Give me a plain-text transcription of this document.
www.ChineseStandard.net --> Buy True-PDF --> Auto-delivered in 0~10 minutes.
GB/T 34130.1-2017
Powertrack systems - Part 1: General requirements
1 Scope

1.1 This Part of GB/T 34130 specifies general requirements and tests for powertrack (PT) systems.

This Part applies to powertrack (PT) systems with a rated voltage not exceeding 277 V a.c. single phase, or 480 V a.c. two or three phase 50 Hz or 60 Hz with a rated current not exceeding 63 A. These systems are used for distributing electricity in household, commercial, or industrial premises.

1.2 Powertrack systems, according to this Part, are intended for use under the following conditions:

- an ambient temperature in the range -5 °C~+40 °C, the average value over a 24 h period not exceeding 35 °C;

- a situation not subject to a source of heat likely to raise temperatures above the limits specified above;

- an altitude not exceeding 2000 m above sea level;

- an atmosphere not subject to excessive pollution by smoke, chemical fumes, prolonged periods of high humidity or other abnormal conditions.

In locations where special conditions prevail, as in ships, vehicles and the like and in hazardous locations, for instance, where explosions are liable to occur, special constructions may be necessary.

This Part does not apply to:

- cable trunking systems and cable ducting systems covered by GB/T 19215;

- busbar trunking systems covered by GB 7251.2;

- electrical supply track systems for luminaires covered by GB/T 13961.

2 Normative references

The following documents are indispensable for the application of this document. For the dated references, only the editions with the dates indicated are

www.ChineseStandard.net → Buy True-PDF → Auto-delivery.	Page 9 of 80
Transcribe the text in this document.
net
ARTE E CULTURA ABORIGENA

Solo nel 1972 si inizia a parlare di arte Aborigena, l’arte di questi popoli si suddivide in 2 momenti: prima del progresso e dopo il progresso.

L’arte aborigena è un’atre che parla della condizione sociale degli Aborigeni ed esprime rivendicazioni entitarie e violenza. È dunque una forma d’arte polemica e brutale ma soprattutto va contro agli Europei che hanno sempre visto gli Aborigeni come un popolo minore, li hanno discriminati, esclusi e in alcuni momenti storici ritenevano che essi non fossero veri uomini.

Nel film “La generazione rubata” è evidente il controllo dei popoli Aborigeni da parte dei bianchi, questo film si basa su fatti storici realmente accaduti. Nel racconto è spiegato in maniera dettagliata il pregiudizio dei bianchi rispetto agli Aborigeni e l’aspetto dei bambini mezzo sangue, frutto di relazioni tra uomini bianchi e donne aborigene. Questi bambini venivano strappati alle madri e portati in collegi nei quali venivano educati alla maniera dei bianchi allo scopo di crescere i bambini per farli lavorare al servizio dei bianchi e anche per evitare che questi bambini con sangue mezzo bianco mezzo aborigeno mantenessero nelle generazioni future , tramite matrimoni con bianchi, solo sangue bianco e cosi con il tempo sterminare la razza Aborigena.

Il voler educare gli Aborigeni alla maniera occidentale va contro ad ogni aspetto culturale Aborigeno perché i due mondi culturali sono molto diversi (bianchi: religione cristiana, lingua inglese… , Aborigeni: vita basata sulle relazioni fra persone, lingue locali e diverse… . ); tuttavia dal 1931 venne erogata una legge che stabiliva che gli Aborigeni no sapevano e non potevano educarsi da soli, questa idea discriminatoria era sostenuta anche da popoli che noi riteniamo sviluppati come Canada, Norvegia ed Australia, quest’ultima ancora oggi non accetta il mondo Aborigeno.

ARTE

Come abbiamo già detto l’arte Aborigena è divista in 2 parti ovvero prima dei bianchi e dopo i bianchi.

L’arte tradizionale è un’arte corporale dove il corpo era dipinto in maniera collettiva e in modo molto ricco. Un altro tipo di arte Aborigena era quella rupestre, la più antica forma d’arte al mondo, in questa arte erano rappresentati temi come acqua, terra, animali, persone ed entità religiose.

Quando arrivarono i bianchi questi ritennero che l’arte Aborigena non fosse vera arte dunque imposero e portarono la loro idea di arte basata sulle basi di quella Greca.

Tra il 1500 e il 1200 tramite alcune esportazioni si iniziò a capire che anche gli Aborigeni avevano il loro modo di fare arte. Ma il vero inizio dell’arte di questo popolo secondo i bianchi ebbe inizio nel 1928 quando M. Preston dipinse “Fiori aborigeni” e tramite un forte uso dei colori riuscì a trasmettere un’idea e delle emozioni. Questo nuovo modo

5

.....

** WHAT YOU ARE ASKED TO DO **
Return all of the data exactly as it reads.

** RESULT BELOW **
Give me a plain-text transcription of this document.
www.ChineseStandard.net --> Buy True-PDF --> Auto-delivered in 0~10 minutes.
GB/T 34130.1-2017
Powertrack systems - Part 1: General requirements
1 Scope

1.1 This Part of GB/T 34130 specifies general requirements and tests for powertrack (PT) systems.

This Part applies to powertrack (PT) systems with a rated voltage not exceeding 277 V a.c. single phase, or 480 V a.c. two or three phase 50 Hz or 60 Hz with a rated current not exceeding 63 A. These systems are used for distributing electricity in household, commercial, or industrial premises.

1.2 Powertrack systems, according to this Part, are intended for use under the following conditions:

- an ambient temperature in the range -5 °C~+40 °C, the average value over a 24 h period not exceeding 35 °C;

- a situation not subject to a source of heat likely to raise temperatures above the limits specified above;

- an altitude not exceeding 2000 m above sea level;

- an atmosphere not subject to excessive pollution by smoke, chemical fumes, prolonged periods of high humidity or other abnormal conditions.

In locations where special conditions prevail, as in ships, vehicles and the like and in hazardous locations, for instance, where explosions are liable to occur, special constructions may be necessary.

This Part does not apply to:

- cable trunking systems and cable ducting systems covered by GB/T 19215;

- busbar trunking systems covered by GB 7251.2;

- electrical supply track systems for luminaires covered by GB/T 13961.

2 Normative references

The following documents are indispensable for the application of this document. For the dated references, only the editions with the dates indicated are

www.ChineseStandard.net → Buy True-PDF → Auto-delivery.	Page 9 of 80
Transcribe the text in this document.
net
ARTE E CULTURA ABORIGENA

Solo nel 1972 si inizia a parlare di arte Aborigena, l’arte di questi popoli si suddivide in 2 momenti: prima del progresso e dopo il progresso.

L’arte aborigena è un’atre che parla della condizione sociale degli Aborigeni ed esprime rivendicazioni entitarie e violenza. È dunque una forma d’arte polemica e brutale ma soprattutto va contro agli Europei che hanno sempre visto gli Aborigeni come un popolo minore, li hanno discriminati, esclusi e in alcuni momenti storici ritenevano che essi non fossero veri uomini.

Nel film “La generazione rubata” è evidente il controllo dei popoli Aborigeni da parte dei bianchi, questo film si basa su fatti storici realmente accaduti. Nel racconto è spiegato in maniera dettagliata il pregiudizio dei bianchi rispetto agli Aborigeni e l’aspetto dei bambini mezzo sangue, frutto di relazioni tra uomini bianchi e donne aborigene. Questi bambini venivano strappati alle madri e portati in collegi nei quali venivano educati alla maniera dei bianchi allo scopo di crescere i bambini per farli lavorare al servizio dei bianchi e anche per evitare che questi bambini con sangue mezzo bianco mezzo aborigeno mantenessero nelle generazioni future , tramite matrimoni con bianchi, solo sangue bianco e cosi con il tempo sterminare la razza Aborigena.

Il voler educare gli Aborigeni alla maniera occidentale va contro ad ogni aspetto culturale Aborigeno perché i due mondi culturali sono molto diversi (bianchi: religione cristiana, lingua inglese… , Aborigeni: vita basata sulle relazioni fra persone, lingue locali e diverse… . ); tuttavia dal 1931 venne erogata una legge che stabiliva che gli Aborigeni no sapevano e non potevano educarsi da soli, questa idea discriminatoria era sostenuta anche da popoli che noi riteniamo sviluppati come Canada, Norvegia ed Australia, quest’ultima ancora oggi non accetta il mondo Aborigeno.

ARTE

Come abbiamo già detto l’arte Aborigena è divista in 2 parti ovvero prima dei bianchi e dopo i bianchi.

L’arte tradizionale è un’arte corporale dove il corpo era dipinto in maniera collettiva e in modo molto ricco. Un altro tipo di arte Aborigena era quella rupestre, la più antica forma d’arte al mondo, in questa arte erano rappresentati temi come acqua, terra, animali, persone ed entità religiose.

Quando arrivarono i bianchi questi ritennero che l’arte Aborigena non fosse vera arte dunque imposero e portarono la loro idea di arte basata sulle basi di quella Greca.

Tra il 1500 e il 1200 tramite alcune esportazioni si iniziò a capire che anche gli Aborigeni avevano il loro modo di fare arte. Ma il vero inizio dell’arte di questo popolo secondo i bianchi ebbe inizio nel 1928 quando M. Preston dipinse “Fiori aborigeni” e tramite un forte uso dei colori riuscì a trasmettere un’idea e delle emozioni. Questo nuovo modo

5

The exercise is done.